(Records excerpted from a collection)
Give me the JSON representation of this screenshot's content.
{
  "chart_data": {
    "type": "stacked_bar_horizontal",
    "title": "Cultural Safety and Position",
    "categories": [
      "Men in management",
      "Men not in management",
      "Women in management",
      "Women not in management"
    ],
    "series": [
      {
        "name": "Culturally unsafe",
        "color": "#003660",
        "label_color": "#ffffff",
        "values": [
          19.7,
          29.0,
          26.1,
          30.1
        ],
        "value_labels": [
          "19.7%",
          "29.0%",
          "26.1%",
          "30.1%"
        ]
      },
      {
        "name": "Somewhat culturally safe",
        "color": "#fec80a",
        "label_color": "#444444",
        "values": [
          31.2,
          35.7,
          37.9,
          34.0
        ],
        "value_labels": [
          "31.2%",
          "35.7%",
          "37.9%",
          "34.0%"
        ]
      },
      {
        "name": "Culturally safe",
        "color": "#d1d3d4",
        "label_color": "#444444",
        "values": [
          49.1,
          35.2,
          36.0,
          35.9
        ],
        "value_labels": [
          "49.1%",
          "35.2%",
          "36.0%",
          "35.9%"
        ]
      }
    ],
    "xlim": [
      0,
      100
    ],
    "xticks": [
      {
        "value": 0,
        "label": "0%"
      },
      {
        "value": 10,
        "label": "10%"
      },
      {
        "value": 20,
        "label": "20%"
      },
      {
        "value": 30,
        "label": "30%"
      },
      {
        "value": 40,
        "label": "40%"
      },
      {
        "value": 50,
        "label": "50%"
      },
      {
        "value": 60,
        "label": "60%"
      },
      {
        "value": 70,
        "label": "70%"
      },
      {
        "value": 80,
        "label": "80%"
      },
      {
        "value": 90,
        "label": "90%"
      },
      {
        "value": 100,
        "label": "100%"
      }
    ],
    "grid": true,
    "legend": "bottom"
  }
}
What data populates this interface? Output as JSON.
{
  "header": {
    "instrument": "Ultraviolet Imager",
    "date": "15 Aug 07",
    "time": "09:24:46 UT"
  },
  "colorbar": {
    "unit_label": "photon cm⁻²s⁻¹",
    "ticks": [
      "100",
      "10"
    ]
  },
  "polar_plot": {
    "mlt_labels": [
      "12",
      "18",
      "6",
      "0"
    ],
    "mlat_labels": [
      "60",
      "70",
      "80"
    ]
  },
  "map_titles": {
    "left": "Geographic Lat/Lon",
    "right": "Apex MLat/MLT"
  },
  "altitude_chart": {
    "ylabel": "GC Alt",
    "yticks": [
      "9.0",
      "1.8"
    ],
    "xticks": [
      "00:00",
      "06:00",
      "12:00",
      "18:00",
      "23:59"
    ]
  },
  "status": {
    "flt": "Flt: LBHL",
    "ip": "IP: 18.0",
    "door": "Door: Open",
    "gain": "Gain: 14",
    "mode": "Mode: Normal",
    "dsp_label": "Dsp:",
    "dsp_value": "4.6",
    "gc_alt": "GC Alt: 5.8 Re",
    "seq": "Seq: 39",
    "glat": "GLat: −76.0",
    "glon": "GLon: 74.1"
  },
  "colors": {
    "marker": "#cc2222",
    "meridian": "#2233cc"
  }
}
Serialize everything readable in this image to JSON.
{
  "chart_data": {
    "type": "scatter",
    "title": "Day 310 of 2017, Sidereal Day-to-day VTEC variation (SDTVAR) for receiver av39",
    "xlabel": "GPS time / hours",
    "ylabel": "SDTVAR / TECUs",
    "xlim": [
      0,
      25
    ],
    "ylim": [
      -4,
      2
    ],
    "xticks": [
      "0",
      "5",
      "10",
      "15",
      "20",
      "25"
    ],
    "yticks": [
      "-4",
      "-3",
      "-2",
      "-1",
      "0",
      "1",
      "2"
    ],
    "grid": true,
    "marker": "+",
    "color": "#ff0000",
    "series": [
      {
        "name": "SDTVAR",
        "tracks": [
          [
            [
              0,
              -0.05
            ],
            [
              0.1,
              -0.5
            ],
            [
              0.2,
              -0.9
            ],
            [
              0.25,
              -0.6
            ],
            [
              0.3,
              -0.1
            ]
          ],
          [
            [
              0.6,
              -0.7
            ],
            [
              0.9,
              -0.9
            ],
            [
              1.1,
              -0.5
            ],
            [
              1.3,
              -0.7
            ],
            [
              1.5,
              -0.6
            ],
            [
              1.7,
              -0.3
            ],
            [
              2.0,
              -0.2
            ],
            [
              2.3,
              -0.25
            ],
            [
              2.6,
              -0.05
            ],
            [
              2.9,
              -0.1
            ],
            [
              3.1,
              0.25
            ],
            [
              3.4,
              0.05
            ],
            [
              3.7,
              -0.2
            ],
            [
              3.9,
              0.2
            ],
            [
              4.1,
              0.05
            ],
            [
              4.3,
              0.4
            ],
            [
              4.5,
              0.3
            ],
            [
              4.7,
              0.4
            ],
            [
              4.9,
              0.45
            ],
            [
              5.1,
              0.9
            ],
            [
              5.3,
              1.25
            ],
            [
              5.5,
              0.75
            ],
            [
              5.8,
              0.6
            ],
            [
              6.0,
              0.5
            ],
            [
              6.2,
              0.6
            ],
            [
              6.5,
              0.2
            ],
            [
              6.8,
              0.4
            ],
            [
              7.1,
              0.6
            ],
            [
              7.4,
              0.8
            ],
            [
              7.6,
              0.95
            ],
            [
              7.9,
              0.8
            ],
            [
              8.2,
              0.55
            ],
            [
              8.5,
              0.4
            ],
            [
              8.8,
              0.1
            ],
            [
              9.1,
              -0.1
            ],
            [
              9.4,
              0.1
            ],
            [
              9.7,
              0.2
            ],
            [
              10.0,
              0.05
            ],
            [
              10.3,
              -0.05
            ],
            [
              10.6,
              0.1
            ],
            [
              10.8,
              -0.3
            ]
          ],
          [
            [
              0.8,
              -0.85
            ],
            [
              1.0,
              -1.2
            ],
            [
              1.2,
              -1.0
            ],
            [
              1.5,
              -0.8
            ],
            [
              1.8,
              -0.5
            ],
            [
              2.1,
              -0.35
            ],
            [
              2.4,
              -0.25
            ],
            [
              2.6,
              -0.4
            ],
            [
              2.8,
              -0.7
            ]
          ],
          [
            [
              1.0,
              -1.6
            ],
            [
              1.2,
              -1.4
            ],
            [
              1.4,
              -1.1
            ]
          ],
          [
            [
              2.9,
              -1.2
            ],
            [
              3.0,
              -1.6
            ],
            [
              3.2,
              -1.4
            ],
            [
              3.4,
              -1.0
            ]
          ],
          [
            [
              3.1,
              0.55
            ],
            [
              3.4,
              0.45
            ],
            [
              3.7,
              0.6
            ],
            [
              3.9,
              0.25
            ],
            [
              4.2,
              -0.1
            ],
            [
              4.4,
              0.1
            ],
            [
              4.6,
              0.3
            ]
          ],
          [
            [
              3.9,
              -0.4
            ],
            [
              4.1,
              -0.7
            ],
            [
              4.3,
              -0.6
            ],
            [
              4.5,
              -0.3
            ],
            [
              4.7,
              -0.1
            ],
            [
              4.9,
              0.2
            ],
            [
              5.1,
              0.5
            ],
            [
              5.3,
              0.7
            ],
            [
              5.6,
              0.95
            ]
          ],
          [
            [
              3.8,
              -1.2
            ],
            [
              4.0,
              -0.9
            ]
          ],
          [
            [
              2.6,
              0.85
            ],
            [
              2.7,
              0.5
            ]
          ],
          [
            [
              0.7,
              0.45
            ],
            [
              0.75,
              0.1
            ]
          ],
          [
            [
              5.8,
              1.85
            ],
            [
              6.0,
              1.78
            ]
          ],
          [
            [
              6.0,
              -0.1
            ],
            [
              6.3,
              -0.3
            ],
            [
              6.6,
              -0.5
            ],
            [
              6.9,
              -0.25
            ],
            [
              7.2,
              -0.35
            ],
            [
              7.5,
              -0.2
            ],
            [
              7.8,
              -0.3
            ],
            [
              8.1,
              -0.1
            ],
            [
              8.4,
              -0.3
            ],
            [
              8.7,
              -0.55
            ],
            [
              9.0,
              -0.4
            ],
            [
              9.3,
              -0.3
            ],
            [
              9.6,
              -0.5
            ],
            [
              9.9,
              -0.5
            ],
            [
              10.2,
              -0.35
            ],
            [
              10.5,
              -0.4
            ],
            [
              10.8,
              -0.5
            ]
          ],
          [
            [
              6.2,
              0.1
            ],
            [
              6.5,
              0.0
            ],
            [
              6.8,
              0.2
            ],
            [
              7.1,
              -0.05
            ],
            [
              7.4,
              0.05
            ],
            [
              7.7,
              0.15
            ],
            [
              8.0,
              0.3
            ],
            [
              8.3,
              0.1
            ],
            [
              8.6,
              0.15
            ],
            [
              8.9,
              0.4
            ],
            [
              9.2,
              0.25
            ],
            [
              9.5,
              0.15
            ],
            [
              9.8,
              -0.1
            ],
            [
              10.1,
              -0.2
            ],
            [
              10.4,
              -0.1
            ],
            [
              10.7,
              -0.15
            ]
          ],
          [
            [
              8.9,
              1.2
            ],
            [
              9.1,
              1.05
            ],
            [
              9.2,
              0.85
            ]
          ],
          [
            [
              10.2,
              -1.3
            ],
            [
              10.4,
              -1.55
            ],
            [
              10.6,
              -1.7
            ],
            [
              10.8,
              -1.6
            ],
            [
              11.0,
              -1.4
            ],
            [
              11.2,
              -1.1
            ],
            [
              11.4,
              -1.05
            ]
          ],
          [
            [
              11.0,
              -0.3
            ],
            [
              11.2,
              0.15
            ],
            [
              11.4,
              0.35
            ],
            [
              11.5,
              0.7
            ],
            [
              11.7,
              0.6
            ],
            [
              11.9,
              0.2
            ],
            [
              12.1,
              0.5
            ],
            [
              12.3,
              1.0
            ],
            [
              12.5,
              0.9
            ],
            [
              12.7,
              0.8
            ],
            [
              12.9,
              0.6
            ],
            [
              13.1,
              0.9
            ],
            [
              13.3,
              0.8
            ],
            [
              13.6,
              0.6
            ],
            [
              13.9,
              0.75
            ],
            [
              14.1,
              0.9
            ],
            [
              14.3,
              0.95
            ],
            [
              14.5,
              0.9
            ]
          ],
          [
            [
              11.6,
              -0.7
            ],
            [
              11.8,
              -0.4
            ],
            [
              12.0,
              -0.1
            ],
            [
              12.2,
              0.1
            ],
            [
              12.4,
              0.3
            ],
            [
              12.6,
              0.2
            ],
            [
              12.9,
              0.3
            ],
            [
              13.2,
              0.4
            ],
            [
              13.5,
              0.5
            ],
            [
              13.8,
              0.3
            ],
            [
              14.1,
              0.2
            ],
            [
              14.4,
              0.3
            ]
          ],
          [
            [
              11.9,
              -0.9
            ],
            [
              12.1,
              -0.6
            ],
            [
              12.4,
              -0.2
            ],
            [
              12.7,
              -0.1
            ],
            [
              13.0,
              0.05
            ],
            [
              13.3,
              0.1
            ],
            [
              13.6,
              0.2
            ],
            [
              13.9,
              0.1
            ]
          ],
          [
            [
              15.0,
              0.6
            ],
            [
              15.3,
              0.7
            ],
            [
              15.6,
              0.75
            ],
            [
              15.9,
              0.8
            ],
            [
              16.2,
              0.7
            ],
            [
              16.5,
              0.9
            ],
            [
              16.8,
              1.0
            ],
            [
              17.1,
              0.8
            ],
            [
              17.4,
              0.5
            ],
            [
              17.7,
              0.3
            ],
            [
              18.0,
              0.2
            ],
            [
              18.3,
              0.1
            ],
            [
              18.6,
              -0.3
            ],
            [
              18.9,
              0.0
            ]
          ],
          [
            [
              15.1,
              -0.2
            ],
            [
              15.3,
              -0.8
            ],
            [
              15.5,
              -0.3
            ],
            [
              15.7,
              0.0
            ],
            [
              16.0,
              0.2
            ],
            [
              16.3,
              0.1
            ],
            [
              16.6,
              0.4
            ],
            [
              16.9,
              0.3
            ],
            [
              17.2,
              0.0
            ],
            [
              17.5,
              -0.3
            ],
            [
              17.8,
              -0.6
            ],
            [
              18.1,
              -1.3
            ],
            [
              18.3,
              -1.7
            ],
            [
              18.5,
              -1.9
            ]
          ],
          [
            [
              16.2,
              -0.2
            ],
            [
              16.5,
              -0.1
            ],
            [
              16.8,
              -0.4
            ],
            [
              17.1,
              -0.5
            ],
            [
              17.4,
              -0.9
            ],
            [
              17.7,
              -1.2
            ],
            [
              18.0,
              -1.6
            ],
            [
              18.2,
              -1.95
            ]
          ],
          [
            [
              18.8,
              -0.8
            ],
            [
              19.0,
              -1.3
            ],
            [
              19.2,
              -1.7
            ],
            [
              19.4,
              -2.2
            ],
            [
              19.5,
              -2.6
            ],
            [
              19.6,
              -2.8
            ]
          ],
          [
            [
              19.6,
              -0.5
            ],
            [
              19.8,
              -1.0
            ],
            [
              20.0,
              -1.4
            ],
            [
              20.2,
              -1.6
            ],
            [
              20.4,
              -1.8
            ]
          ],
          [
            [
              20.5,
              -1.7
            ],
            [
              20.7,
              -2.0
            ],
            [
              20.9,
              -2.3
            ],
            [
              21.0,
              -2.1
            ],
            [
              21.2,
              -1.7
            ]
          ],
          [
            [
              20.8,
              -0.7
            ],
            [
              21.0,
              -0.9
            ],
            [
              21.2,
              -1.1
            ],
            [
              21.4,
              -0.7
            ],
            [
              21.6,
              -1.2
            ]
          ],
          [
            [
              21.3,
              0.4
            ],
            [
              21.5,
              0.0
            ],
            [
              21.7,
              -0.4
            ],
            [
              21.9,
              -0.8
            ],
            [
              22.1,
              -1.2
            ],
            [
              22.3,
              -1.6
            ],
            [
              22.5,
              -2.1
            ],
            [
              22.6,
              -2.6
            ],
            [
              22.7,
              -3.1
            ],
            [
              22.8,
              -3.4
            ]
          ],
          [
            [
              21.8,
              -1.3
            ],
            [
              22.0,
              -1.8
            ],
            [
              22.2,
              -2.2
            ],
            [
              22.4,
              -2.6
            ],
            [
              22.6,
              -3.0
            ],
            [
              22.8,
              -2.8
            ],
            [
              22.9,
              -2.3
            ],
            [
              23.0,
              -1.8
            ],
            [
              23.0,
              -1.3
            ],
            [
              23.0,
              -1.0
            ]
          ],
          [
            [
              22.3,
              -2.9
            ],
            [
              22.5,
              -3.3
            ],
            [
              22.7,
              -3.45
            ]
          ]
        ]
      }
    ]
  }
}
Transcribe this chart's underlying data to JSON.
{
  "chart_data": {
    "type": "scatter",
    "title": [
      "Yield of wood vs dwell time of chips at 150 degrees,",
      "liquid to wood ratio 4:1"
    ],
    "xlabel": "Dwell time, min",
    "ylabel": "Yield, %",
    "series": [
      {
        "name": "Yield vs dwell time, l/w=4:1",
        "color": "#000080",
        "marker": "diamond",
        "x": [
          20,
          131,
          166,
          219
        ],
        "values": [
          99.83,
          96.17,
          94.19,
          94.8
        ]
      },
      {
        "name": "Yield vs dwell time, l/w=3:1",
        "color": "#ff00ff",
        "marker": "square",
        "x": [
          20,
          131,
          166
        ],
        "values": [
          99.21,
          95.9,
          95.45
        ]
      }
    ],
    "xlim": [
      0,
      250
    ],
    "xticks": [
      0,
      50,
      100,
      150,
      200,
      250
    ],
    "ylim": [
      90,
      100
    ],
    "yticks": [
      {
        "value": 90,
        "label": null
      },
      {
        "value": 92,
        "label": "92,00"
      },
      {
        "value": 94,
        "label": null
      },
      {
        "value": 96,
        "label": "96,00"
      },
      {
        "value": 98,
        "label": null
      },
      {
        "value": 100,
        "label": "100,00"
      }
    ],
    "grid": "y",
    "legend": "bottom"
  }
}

• _To be done_
Isolate the lines that hold the word "JSON" and copy all of them.

• _Response_
Give me the JSON representation of this screenshot's content.
What data populates this interface? Output as JSON.
Serialize everything readable in this image to JSON.
Transcribe this chart's underlying data to JSON.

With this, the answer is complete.